▸ **Work to do**: From the line with "Decompose this screenshot" to the line with "scatter-point (372, 265, 387, 280)", give the data again with "gridline-vertical" swapped for "vertical-gridline" and nothing else changed, leaving out the pictures.

— Begin Exercise data —

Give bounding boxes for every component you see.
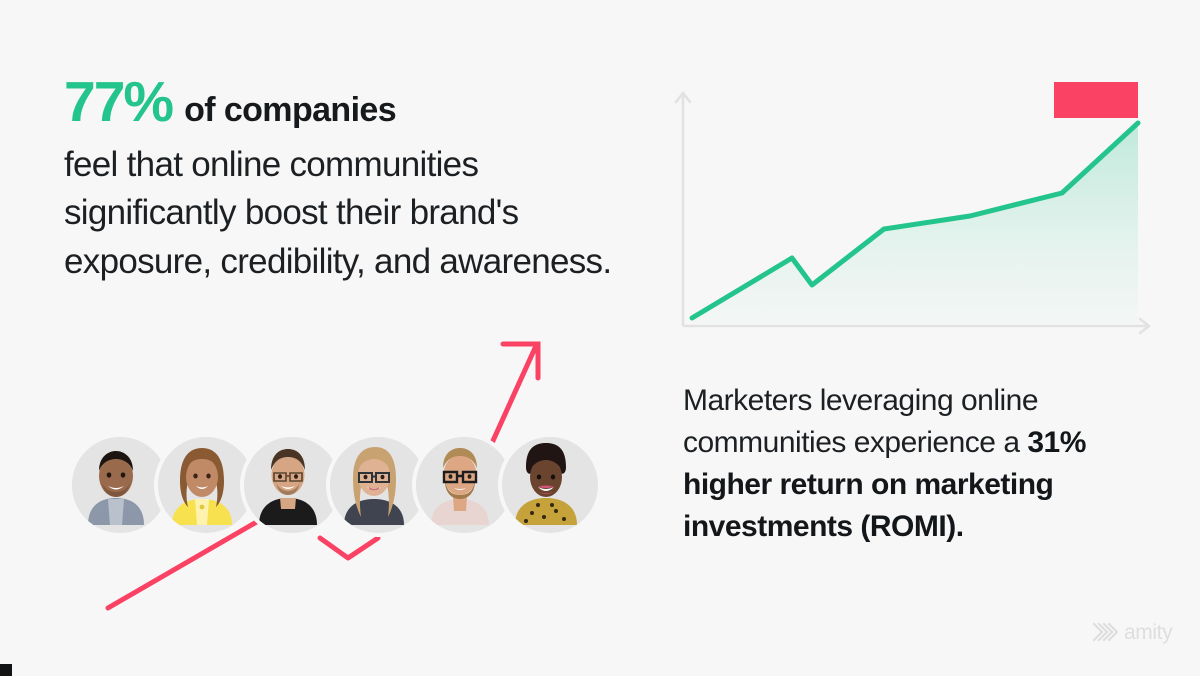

— End Exercise data —
— Begin Exercise data —

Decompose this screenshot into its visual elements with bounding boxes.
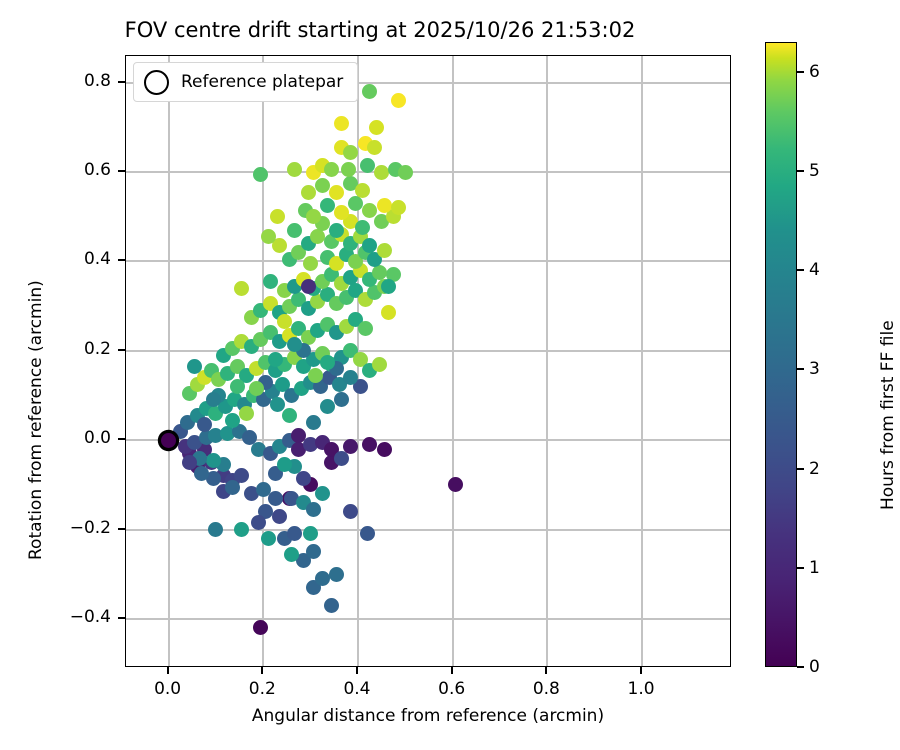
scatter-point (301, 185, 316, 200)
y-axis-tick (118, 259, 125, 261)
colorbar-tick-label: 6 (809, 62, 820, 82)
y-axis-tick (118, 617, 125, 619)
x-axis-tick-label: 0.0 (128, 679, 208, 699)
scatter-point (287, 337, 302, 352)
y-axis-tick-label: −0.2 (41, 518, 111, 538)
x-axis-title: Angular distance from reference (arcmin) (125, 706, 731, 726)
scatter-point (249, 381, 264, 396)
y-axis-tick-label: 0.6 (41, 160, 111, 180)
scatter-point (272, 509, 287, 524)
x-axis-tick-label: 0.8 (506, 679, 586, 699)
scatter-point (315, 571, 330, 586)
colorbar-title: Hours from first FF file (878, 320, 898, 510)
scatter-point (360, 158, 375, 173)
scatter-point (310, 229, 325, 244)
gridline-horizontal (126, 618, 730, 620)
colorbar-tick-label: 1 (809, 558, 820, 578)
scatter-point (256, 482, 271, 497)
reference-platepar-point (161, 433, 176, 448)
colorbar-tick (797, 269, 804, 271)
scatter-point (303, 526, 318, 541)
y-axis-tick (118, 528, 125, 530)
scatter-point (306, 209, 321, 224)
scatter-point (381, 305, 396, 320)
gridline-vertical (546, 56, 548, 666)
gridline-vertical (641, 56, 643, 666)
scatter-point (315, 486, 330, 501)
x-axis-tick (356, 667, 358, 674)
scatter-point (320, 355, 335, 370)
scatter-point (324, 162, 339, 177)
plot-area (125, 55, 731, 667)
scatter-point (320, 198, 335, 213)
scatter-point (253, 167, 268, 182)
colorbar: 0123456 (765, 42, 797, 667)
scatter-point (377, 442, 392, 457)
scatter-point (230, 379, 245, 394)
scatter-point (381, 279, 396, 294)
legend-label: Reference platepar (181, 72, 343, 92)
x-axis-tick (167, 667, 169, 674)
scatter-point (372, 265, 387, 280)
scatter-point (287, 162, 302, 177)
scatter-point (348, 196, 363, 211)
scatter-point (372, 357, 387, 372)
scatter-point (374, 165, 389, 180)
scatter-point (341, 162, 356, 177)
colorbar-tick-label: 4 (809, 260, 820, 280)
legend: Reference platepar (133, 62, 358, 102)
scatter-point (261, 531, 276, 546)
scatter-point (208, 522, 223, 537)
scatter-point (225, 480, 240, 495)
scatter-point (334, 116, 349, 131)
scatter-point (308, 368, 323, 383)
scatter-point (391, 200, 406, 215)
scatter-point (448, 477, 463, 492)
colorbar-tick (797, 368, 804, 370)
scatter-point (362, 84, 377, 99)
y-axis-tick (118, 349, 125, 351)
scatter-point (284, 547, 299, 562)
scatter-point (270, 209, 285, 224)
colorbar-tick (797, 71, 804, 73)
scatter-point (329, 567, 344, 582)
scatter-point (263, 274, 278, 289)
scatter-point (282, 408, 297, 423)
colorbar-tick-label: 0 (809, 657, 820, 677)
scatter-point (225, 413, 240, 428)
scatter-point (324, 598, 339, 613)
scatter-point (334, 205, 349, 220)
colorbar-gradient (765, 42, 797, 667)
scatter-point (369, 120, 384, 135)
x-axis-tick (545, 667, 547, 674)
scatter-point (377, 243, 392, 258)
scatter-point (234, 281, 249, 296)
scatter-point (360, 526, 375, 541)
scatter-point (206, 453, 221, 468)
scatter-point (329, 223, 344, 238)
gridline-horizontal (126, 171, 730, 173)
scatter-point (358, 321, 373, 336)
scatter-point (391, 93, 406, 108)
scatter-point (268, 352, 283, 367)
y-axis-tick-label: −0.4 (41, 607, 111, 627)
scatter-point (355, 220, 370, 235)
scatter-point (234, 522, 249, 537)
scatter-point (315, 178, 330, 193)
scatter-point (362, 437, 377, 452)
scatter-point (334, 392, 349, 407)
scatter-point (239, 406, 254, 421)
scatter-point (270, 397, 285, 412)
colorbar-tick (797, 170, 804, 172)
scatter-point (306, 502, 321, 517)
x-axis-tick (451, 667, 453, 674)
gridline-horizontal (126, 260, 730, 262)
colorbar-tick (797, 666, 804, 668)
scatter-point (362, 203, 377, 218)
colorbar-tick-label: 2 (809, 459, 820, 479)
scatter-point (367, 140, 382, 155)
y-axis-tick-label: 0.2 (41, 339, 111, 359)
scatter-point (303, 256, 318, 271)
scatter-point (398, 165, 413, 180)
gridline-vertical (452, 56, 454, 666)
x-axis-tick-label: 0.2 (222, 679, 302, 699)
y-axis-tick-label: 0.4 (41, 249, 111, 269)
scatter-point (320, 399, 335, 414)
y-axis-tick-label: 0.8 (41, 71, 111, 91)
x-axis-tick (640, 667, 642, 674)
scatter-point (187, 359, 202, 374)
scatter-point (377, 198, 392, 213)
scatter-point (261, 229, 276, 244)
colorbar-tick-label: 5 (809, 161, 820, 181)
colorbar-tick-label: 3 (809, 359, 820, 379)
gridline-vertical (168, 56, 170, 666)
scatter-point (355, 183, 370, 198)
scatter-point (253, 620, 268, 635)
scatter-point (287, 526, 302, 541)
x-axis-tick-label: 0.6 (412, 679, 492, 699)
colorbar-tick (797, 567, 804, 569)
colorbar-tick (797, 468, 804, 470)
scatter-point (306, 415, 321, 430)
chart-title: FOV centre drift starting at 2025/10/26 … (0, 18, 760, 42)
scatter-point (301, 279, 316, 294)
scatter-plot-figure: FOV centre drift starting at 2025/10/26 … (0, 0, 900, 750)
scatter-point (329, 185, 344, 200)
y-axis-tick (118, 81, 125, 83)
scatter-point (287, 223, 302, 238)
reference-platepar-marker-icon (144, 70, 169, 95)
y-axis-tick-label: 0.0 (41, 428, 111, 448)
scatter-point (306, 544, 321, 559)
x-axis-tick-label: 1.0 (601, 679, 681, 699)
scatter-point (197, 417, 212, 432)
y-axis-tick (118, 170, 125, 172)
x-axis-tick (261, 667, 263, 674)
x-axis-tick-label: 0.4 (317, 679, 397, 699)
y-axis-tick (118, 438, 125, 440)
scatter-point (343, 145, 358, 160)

— End Exercise data —

▸ **Written answer**:
Decompose this screenshot into its visual elements with bounding boxes.
scatter-point (301, 185, 316, 200)
y-axis-tick (118, 259, 125, 261)
colorbar-tick-label: 6 (809, 62, 820, 82)
y-axis-tick (118, 617, 125, 619)
x-axis-tick-label: 0.0 (128, 679, 208, 699)
scatter-point (287, 337, 302, 352)
y-axis-tick-label: −0.2 (41, 518, 111, 538)
x-axis-title: Angular distance from reference (arcmin) (125, 706, 731, 726)
scatter-point (249, 381, 264, 396)
y-axis-tick-label: 0.6 (41, 160, 111, 180)
scatter-point (272, 509, 287, 524)
x-axis-tick-label: 0.8 (506, 679, 586, 699)
scatter-point (315, 571, 330, 586)
colorbar-title: Hours from first FF file (878, 320, 898, 510)
scatter-point (360, 158, 375, 173)
scatter-point (310, 229, 325, 244)
gridline-horizontal (126, 618, 730, 620)
colorbar-tick-label: 1 (809, 558, 820, 578)
scatter-point (256, 482, 271, 497)
reference-platepar-point (161, 433, 176, 448)
colorbar-tick (797, 269, 804, 271)
scatter-point (303, 526, 318, 541)
y-axis-tick (118, 528, 125, 530)
scatter-point (306, 209, 321, 224)
scatter-point (381, 305, 396, 320)
vertical-gridline (546, 56, 548, 666)
vertical-gridline (641, 56, 643, 666)
scatter-point (315, 486, 330, 501)
x-axis-tick (356, 667, 358, 674)
scatter-point (320, 355, 335, 370)
scatter-point (324, 162, 339, 177)
plot-area (125, 55, 731, 667)
scatter-point (320, 198, 335, 213)
scatter-point (253, 167, 268, 182)
colorbar: 0123456 (765, 42, 797, 667)
scatter-point (377, 442, 392, 457)
scatter-point (230, 379, 245, 394)
scatter-point (381, 279, 396, 294)
legend-label: Reference platepar (181, 72, 343, 92)
x-axis-tick (167, 667, 169, 674)
scatter-point (372, 265, 387, 280)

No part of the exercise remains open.